• [What is being asked]:
Count every line that includes the string "this" in the entries that follow. Nothing besides the number is needed.
— START Exercise input —
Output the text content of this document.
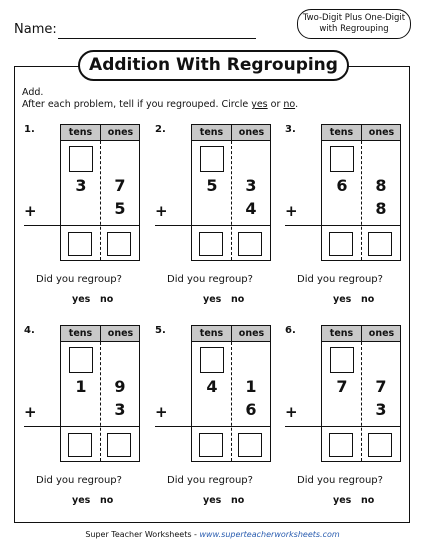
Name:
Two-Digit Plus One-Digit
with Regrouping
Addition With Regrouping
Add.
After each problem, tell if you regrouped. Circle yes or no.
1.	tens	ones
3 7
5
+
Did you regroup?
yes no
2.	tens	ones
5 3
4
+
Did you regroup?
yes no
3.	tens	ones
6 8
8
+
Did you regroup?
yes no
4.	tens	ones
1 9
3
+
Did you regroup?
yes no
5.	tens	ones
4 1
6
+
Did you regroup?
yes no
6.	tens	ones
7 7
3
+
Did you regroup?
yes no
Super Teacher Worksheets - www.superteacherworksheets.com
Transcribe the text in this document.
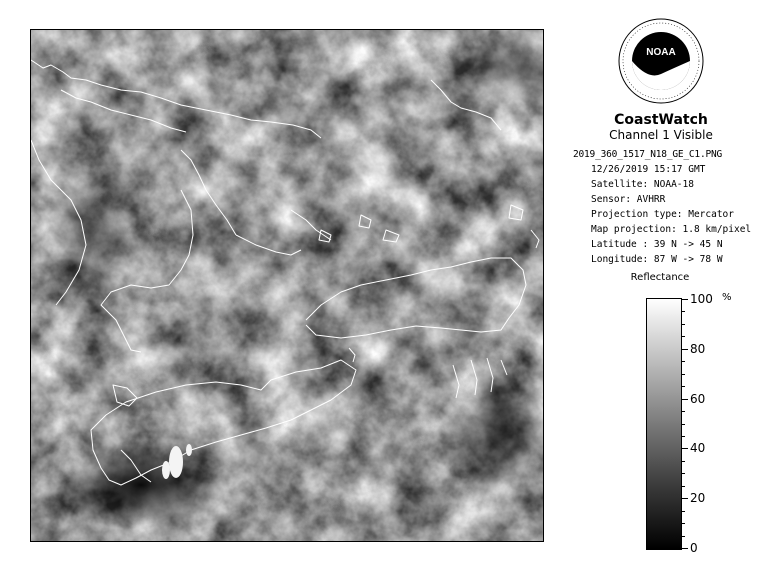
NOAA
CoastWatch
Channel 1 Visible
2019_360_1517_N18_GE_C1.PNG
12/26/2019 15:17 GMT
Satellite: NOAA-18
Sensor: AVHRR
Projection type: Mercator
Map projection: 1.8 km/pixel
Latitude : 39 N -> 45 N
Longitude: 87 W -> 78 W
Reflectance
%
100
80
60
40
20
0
— END Exercise input —
— START Exercise input —
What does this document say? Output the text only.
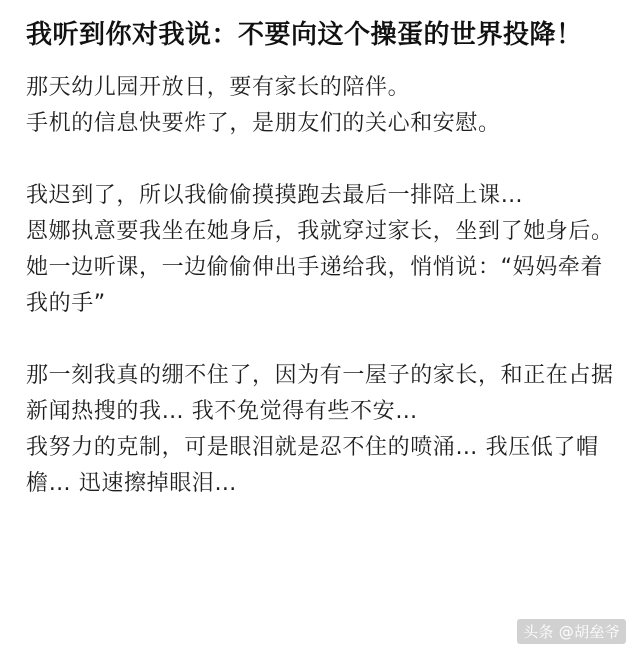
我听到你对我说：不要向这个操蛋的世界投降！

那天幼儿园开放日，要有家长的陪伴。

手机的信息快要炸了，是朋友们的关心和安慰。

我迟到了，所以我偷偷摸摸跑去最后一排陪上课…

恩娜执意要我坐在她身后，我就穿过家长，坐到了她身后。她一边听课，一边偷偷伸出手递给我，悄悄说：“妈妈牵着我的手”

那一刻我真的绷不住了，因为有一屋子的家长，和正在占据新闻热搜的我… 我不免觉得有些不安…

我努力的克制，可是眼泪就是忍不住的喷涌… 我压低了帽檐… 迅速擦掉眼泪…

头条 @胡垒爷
— END Exercise input —
— START Exercise input —
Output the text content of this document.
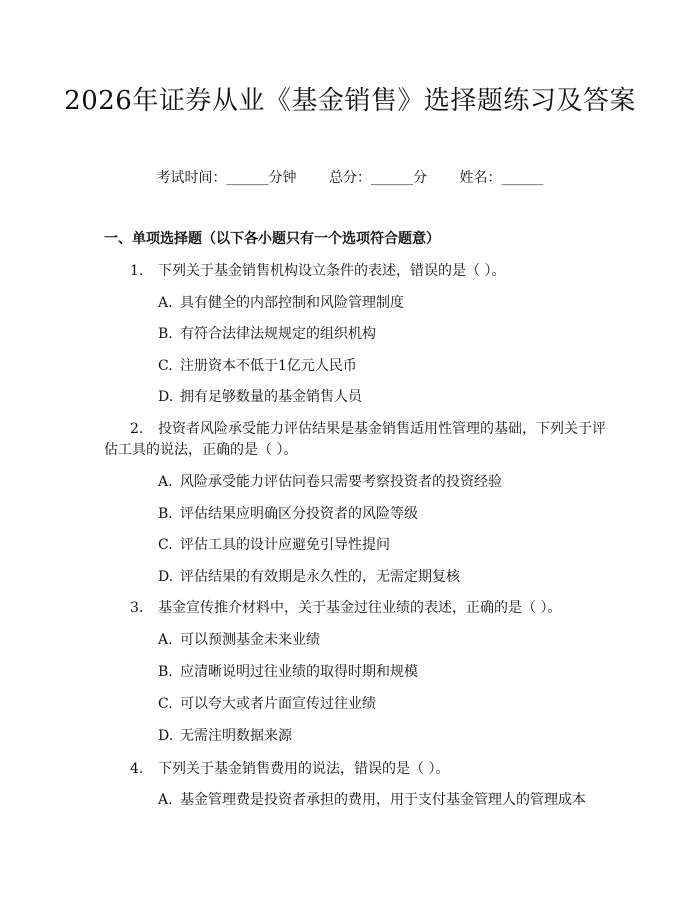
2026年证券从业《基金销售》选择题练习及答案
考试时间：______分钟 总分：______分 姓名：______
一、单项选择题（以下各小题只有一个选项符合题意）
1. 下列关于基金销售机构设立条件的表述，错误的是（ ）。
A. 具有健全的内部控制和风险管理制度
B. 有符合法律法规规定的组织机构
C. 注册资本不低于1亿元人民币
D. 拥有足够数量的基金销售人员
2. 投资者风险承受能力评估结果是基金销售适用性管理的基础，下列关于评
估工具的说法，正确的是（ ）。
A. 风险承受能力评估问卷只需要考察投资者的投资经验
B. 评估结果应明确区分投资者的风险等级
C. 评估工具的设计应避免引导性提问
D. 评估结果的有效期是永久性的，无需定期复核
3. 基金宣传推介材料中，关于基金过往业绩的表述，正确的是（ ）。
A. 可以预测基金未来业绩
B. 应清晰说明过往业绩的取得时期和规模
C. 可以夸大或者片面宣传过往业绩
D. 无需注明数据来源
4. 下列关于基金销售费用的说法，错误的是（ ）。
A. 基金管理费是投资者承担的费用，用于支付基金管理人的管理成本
— END Exercise input —
• [Solution]:
4